Work to be completed:
Take the lines from the one with "Output a JSON" to the end of the listing, both ends included, and quote them exactly, leaving pictures out.

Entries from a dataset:

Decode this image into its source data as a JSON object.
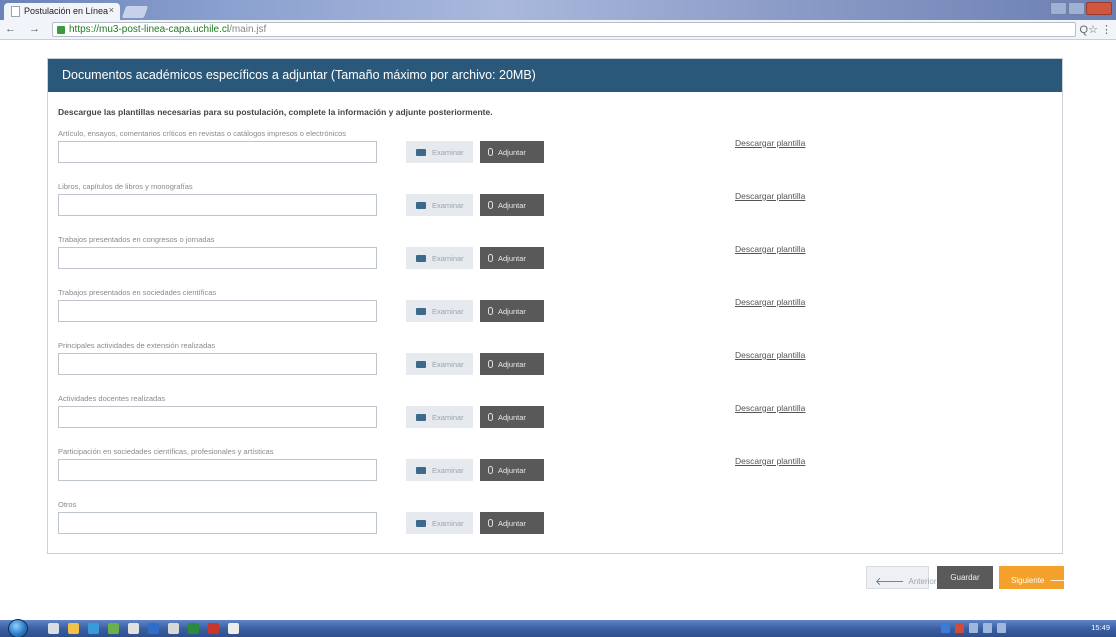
{
  "browser": {
    "tab_title": "Postulación en Línea",
    "tab_close": "×",
    "url_host": "https://mu3-post-linea-capa.uchile.cl",
    "url_path": "/main.jsf",
    "nav_icons": "← → C",
    "right_icons": "Q☆ ⋮"
  },
  "panel": {
    "header": "Documentos académicos específicos a adjuntar (Tamaño máximo por archivo: 20MB)",
    "intro": "Descargue las plantillas necesarias para su postulación, complete la información y adjunte posteriormente."
  },
  "buttons": {
    "browse": "Examinar",
    "attach": "Adjuntar",
    "download_template": "Descargar plantilla"
  },
  "rows": [
    {
      "label": "Artículo, ensayos, comentarios críticos en revistas o catálogos impresos o electrónicos",
      "has_template": true
    },
    {
      "label": "Libros, capítulos de libros y monografías",
      "has_template": true
    },
    {
      "label": "Trabajos presentados en congresos o jornadas",
      "has_template": true
    },
    {
      "label": "Trabajos presentados en sociedades científicas",
      "has_template": true
    },
    {
      "label": "Principales actividades de extensión realizadas",
      "has_template": true
    },
    {
      "label": "Actividades docentes realizadas",
      "has_template": true
    },
    {
      "label": "Participación en sociedades científicas, profesionales y artísticas",
      "has_template": true
    },
    {
      "label": "Otros",
      "has_template": false
    }
  ],
  "footer": {
    "prev": "Anterior",
    "save": "Guardar",
    "next": "Siguiente"
  },
  "taskbar": {
    "clock": "15:49"
  },
  "colors": {
    "header_bg": "#29587a",
    "next_button": "#f4a12c",
    "attach_button": "#595959"
  }
}
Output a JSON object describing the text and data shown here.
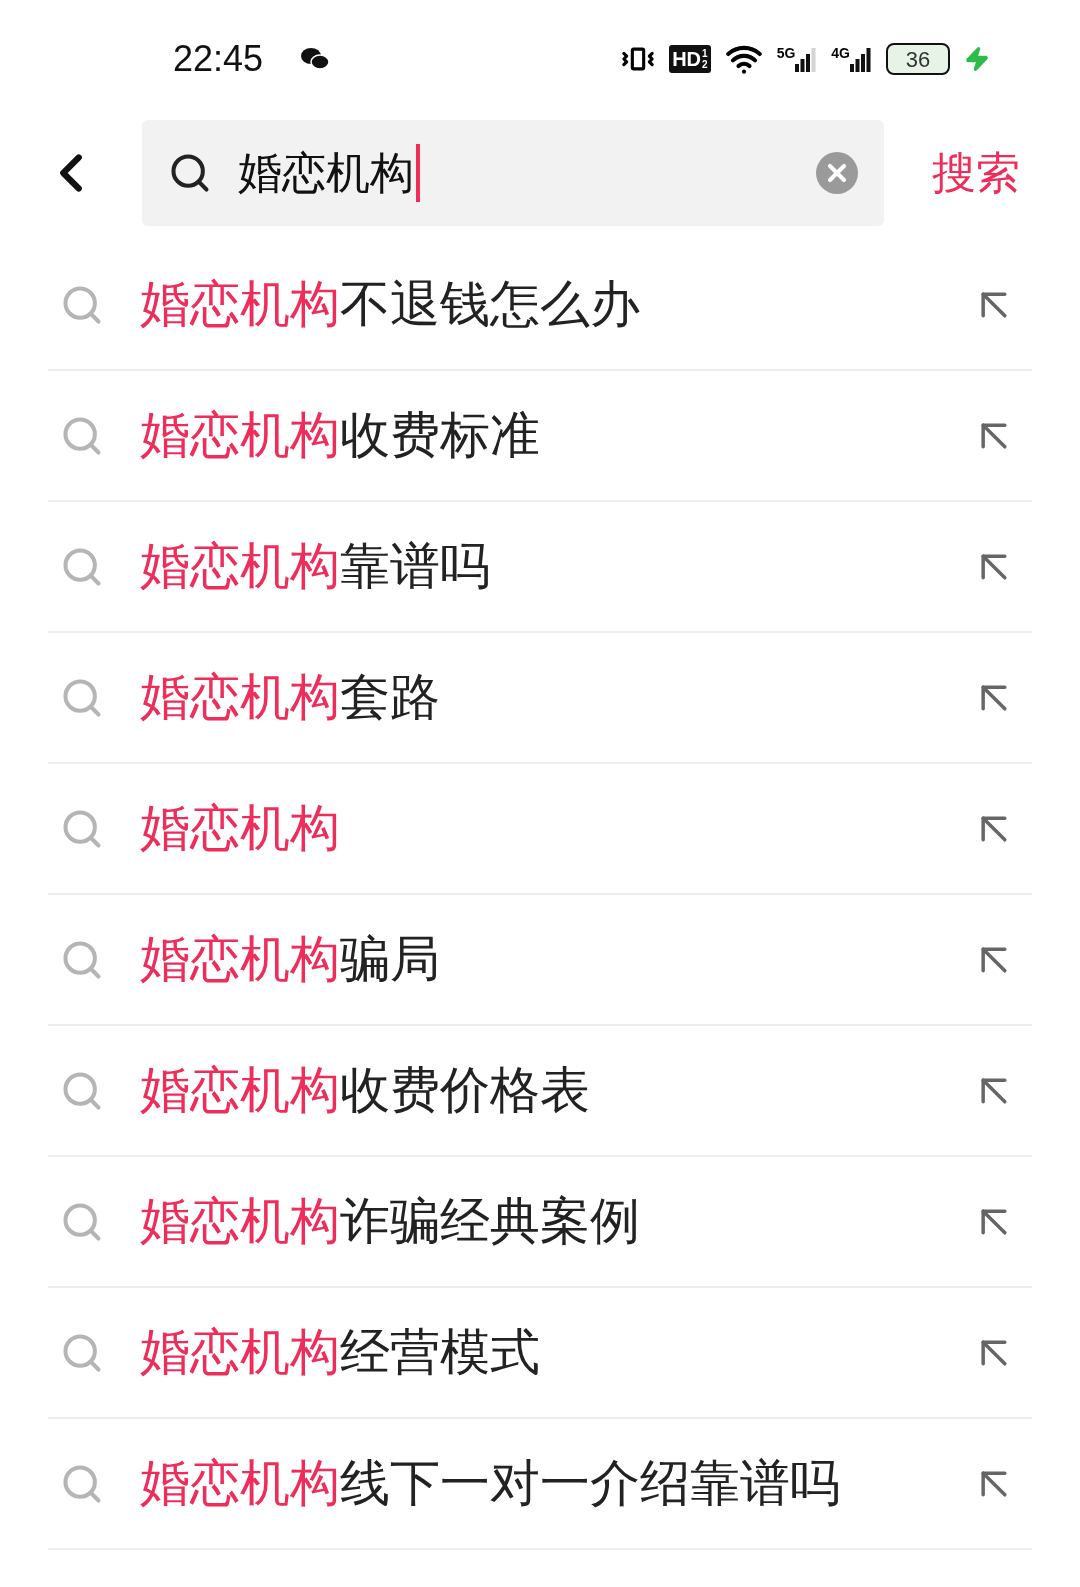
{
  "status_bar": {
    "time": "22:45",
    "hd": "HD",
    "hd_sup": "1",
    "hd_sub": "2",
    "net1": "5G",
    "net2": "4G",
    "battery": "36",
    "charging": true
  },
  "search": {
    "value": "婚恋机构",
    "clear": true,
    "submit": "搜索"
  },
  "suggestions": [
    {
      "match": "婚恋机构",
      "rest": "不退钱怎么办"
    },
    {
      "match": "婚恋机构",
      "rest": "收费标准"
    },
    {
      "match": "婚恋机构",
      "rest": "靠谱吗"
    },
    {
      "match": "婚恋机构",
      "rest": "套路"
    },
    {
      "match": "婚恋机构"
    },
    {
      "match": "婚恋机构",
      "rest": "骗局"
    },
    {
      "match": "婚恋机构",
      "rest": "收费价格表"
    },
    {
      "match": "婚恋机构",
      "rest": "诈骗经典案例"
    },
    {
      "match": "婚恋机构",
      "rest": "经营模式"
    },
    {
      "match": "婚恋机构",
      "rest": "线下一对一介绍靠谱吗"
    }
  ]
}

Solution to this task:
Output a JSON object describing the text and data shown here.
{
  "status_bar": {
    "time": "22:45",
    "hd": "HD",
    "hd_sup": "1",
    "hd_sub": "2",
    "net1": "5G",
    "net2": "4G",
    "battery": "36",
    "charging": true
  },
  "search": {
    "value": "婚恋机构",
    "clear": true,
    "submit": "搜索"
  },
  "suggestions": [
    {
      "match": "婚恋机构",
      "rest": "不退钱怎么办"
    },
    {
      "match": "婚恋机构",
      "rest": "收费标准"
    },
    {
      "match": "婚恋机构",
      "rest": "靠谱吗"
    },
    {
      "match": "婚恋机构",
      "rest": "套路"
    },
    {
      "match": "婚恋机构"
    },
    {
      "match": "婚恋机构",
      "rest": "骗局"
    },
    {
      "match": "婚恋机构",
      "rest": "收费价格表"
    },
    {
      "match": "婚恋机构",
      "rest": "诈骗经典案例"
    },
    {
      "match": "婚恋机构",
      "rest": "经营模式"
    },
    {
      "match": "婚恋机构",
      "rest": "线下一对一介绍靠谱吗"
    }
  ]
}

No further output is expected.